* **WHAT THE TASK REQUIRES**:
An exact copy of all the data is required, with pictures left out.

===============

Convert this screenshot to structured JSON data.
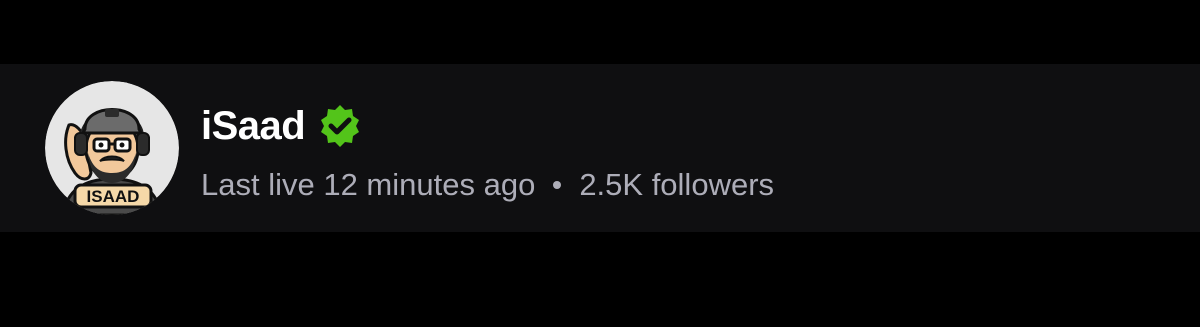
{
  "channel": {
    "name": "iSaad",
    "avatar_text": "ISAAD",
    "verified_icon": "verified-badge-icon",
    "verified_color": "#53c41a",
    "last_live": "Last live 12 minutes ago",
    "separator": "•",
    "followers": "2.5K followers"
  },
  "colors": {
    "background": "#000000",
    "card": "#0f0f11",
    "name": "#ffffff",
    "meta": "#adadb8"
  }
}
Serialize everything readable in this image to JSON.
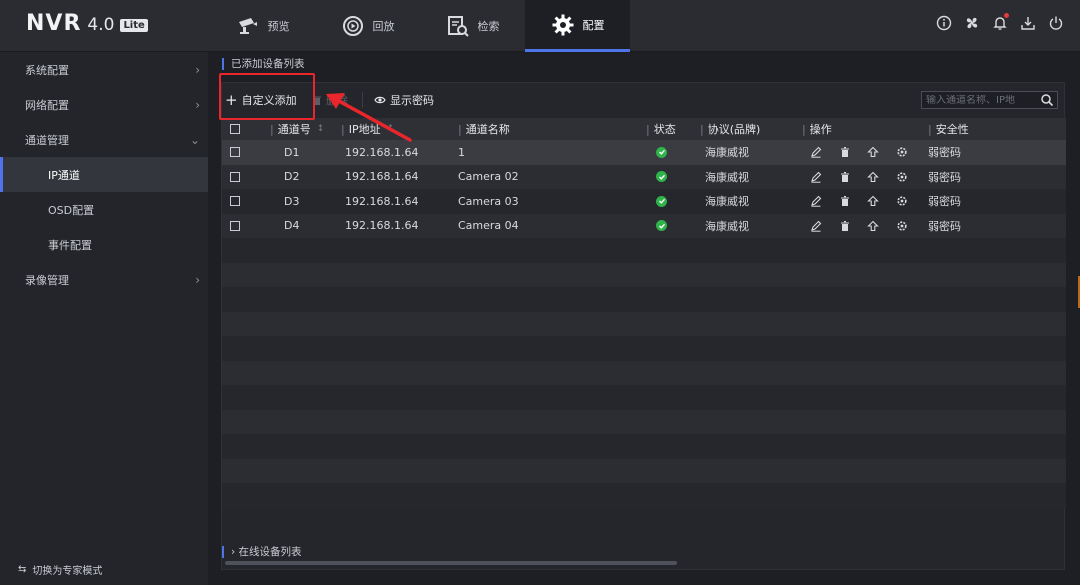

===============

* **COMPLETED EXERCISE**:
Convert this screenshot to structured JSON data.
{
  "channel": {
    "name": "iSaad",
    "avatar_text": "ISAAD",
    "verified_icon": "verified-badge-icon",
    "verified_color": "#53c41a",
    "last_live": "Last live 12 minutes ago",
    "separator": "•",
    "followers": "2.5K followers"
  },
  "colors": {
    "background": "#000000",
    "card": "#0f0f11",
    "name": "#ffffff",
    "meta": "#adadb8"
  }
}
Serialize everything readable in this image to JSON.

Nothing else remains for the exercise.